### Task instructions:
The records that follow are to be repeated exactly, with the pictures removed.

Source records:
>>
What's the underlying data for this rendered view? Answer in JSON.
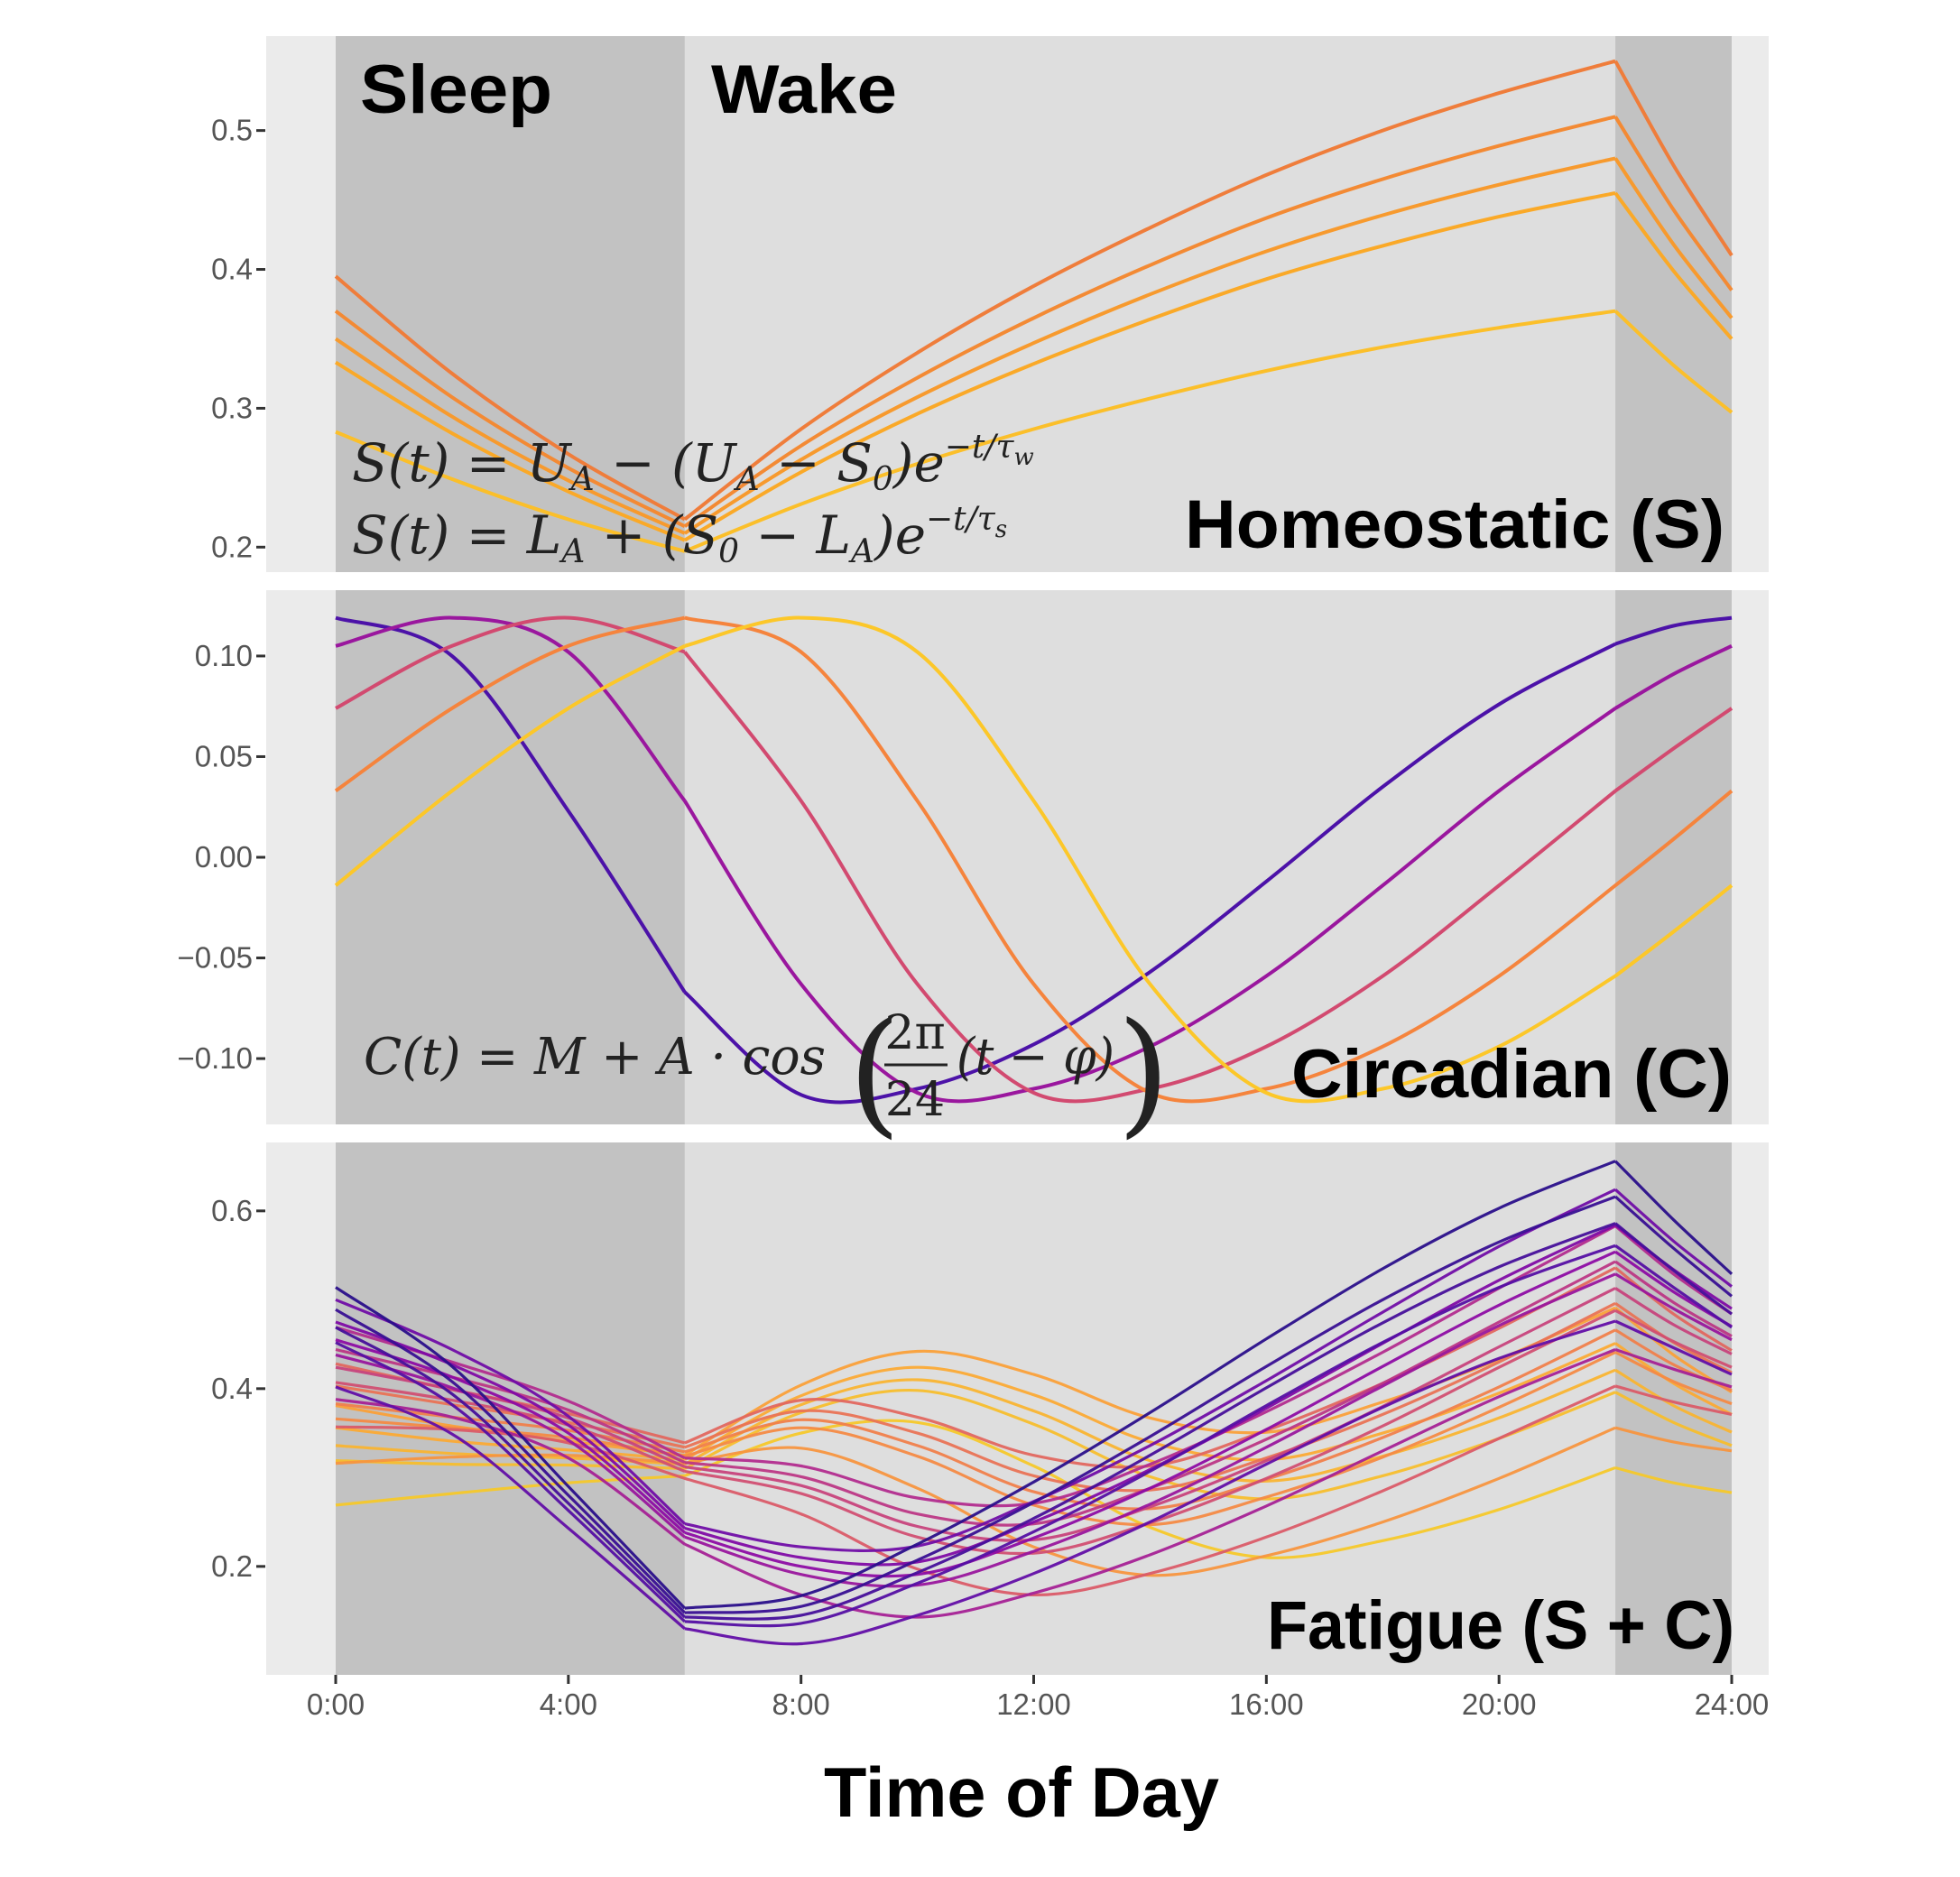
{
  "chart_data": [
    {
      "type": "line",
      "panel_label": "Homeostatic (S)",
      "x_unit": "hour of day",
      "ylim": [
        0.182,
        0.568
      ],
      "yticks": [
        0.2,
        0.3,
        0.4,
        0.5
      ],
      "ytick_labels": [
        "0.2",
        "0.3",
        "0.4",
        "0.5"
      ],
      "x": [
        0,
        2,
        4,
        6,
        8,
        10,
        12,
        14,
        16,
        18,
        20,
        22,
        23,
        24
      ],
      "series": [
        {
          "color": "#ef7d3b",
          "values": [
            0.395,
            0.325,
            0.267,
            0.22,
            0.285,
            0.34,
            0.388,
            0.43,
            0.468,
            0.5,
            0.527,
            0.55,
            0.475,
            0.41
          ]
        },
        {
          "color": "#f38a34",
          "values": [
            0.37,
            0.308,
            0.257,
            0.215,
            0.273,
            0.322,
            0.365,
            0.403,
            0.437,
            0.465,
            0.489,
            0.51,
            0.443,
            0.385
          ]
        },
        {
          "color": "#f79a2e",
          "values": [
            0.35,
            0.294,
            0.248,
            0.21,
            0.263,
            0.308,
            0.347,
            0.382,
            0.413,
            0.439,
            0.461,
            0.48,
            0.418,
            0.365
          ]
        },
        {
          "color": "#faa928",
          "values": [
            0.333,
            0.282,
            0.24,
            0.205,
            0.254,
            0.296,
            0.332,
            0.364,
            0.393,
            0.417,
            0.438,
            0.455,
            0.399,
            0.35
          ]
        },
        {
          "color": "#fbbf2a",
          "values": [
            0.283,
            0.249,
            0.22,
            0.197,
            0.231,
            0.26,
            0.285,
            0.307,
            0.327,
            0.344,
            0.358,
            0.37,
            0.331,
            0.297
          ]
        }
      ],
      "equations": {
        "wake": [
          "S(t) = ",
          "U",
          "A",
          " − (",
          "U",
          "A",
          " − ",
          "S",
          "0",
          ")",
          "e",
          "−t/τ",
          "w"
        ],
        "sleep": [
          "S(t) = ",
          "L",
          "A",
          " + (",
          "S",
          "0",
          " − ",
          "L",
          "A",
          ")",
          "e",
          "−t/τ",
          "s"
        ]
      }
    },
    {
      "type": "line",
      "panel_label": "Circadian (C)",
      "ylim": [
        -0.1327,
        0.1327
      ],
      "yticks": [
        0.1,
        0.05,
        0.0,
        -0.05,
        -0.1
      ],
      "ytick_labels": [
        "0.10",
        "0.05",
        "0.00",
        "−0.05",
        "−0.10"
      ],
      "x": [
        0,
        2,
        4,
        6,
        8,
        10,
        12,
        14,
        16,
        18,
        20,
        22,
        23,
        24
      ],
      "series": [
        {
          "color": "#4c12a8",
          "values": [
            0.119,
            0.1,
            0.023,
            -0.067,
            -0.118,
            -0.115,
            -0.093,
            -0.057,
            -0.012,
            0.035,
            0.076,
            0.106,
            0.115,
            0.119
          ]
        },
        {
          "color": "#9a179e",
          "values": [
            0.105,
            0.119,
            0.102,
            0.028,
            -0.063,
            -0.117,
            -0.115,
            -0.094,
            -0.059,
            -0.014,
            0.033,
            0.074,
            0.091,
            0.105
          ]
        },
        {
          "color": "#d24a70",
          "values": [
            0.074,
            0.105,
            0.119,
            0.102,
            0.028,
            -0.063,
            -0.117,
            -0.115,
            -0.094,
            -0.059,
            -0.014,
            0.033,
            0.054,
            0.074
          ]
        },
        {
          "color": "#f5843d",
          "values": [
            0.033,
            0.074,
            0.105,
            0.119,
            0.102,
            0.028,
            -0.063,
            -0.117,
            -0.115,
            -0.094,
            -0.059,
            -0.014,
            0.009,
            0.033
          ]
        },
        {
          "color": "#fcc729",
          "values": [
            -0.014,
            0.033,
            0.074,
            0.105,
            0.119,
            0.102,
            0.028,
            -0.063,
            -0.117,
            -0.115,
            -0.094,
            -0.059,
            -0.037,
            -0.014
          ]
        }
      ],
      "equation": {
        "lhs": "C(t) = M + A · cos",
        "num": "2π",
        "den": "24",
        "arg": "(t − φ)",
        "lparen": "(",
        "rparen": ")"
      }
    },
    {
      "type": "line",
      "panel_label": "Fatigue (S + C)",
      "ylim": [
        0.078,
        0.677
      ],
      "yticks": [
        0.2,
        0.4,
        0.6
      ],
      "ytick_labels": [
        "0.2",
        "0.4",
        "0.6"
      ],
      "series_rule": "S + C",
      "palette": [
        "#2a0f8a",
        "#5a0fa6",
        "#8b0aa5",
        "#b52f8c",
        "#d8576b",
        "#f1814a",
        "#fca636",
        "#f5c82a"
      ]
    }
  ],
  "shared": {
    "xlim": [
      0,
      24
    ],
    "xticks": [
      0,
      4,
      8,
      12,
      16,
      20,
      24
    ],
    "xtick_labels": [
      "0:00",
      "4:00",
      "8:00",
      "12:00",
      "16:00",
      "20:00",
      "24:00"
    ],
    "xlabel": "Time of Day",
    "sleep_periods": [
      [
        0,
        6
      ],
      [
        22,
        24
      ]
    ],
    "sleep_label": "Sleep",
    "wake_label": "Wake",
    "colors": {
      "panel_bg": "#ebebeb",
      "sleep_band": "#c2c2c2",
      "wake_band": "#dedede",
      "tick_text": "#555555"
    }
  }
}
<<
### Solution:
What's the underlying data for this rendered view? Answer in JSON.
{
  "chart_data": [
    {
      "type": "line",
      "panel_label": "Homeostatic (S)",
      "x_unit": "hour of day",
      "ylim": [
        0.182,
        0.568
      ],
      "yticks": [
        0.2,
        0.3,
        0.4,
        0.5
      ],
      "ytick_labels": [
        "0.2",
        "0.3",
        "0.4",
        "0.5"
      ],
      "x": [
        0,
        2,
        4,
        6,
        8,
        10,
        12,
        14,
        16,
        18,
        20,
        22,
        23,
        24
      ],
      "series": [
        {
          "color": "#ef7d3b",
          "values": [
            0.395,
            0.325,
            0.267,
            0.22,
            0.285,
            0.34,
            0.388,
            0.43,
            0.468,
            0.5,
            0.527,
            0.55,
            0.475,
            0.41
          ]
        },
        {
          "color": "#f38a34",
          "values": [
            0.37,
            0.308,
            0.257,
            0.215,
            0.273,
            0.322,
            0.365,
            0.403,
            0.437,
            0.465,
            0.489,
            0.51,
            0.443,
            0.385
          ]
        },
        {
          "color": "#f79a2e",
          "values": [
            0.35,
            0.294,
            0.248,
            0.21,
            0.263,
            0.308,
            0.347,
            0.382,
            0.413,
            0.439,
            0.461,
            0.48,
            0.418,
            0.365
          ]
        },
        {
          "color": "#faa928",
          "values": [
            0.333,
            0.282,
            0.24,
            0.205,
            0.254,
            0.296,
            0.332,
            0.364,
            0.393,
            0.417,
            0.438,
            0.455,
            0.399,
            0.35
          ]
        },
        {
          "color": "#fbbf2a",
          "values": [
            0.283,
            0.249,
            0.22,
            0.197,
            0.231,
            0.26,
            0.285,
            0.307,
            0.327,
            0.344,
            0.358,
            0.37,
            0.331,
            0.297
          ]
        }
      ],
      "equations": {
        "wake": [
          "S(t) = ",
          "U",
          "A",
          " − (",
          "U",
          "A",
          " − ",
          "S",
          "0",
          ")",
          "e",
          "−t/τ",
          "w"
        ],
        "sleep": [
          "S(t) = ",
          "L",
          "A",
          " + (",
          "S",
          "0",
          " − ",
          "L",
          "A",
          ")",
          "e",
          "−t/τ",
          "s"
        ]
      }
    },
    {
      "type": "line",
      "panel_label": "Circadian (C)",
      "ylim": [
        -0.1327,
        0.1327
      ],
      "yticks": [
        0.1,
        0.05,
        0.0,
        -0.05,
        -0.1
      ],
      "ytick_labels": [
        "0.10",
        "0.05",
        "0.00",
        "−0.05",
        "−0.10"
      ],
      "x": [
        0,
        2,
        4,
        6,
        8,
        10,
        12,
        14,
        16,
        18,
        20,
        22,
        23,
        24
      ],
      "series": [
        {
          "color": "#4c12a8",
          "values": [
            0.119,
            0.1,
            0.023,
            -0.067,
            -0.118,
            -0.115,
            -0.093,
            -0.057,
            -0.012,
            0.035,
            0.076,
            0.106,
            0.115,
            0.119
          ]
        },
        {
          "color": "#9a179e",
          "values": [
            0.105,
            0.119,
            0.102,
            0.028,
            -0.063,
            -0.117,
            -0.115,
            -0.094,
            -0.059,
            -0.014,
            0.033,
            0.074,
            0.091,
            0.105
          ]
        },
        {
          "color": "#d24a70",
          "values": [
            0.074,
            0.105,
            0.119,
            0.102,
            0.028,
            -0.063,
            -0.117,
            -0.115,
            -0.094,
            -0.059,
            -0.014,
            0.033,
            0.054,
            0.074
          ]
        },
        {
          "color": "#f5843d",
          "values": [
            0.033,
            0.074,
            0.105,
            0.119,
            0.102,
            0.028,
            -0.063,
            -0.117,
            -0.115,
            -0.094,
            -0.059,
            -0.014,
            0.009,
            0.033
          ]
        },
        {
          "color": "#fcc729",
          "values": [
            -0.014,
            0.033,
            0.074,
            0.105,
            0.119,
            0.102,
            0.028,
            -0.063,
            -0.117,
            -0.115,
            -0.094,
            -0.059,
            -0.037,
            -0.014
          ]
        }
      ],
      "equation": {
        "lhs": "C(t) = M + A · cos",
        "num": "2π",
        "den": "24",
        "arg": "(t − φ)",
        "lparen": "(",
        "rparen": ")"
      }
    },
    {
      "type": "line",
      "panel_label": "Fatigue (S + C)",
      "ylim": [
        0.078,
        0.677
      ],
      "yticks": [
        0.2,
        0.4,
        0.6
      ],
      "ytick_labels": [
        "0.2",
        "0.4",
        "0.6"
      ],
      "series_rule": "S + C",
      "palette": [
        "#2a0f8a",
        "#5a0fa6",
        "#8b0aa5",
        "#b52f8c",
        "#d8576b",
        "#f1814a",
        "#fca636",
        "#f5c82a"
      ]
    }
  ],
  "shared": {
    "xlim": [
      0,
      24
    ],
    "xticks": [
      0,
      4,
      8,
      12,
      16,
      20,
      24
    ],
    "xtick_labels": [
      "0:00",
      "4:00",
      "8:00",
      "12:00",
      "16:00",
      "20:00",
      "24:00"
    ],
    "xlabel": "Time of Day",
    "sleep_periods": [
      [
        0,
        6
      ],
      [
        22,
        24
      ]
    ],
    "sleep_label": "Sleep",
    "wake_label": "Wake",
    "colors": {
      "panel_bg": "#ebebeb",
      "sleep_band": "#c2c2c2",
      "wake_band": "#dedede",
      "tick_text": "#555555"
    }
  }
}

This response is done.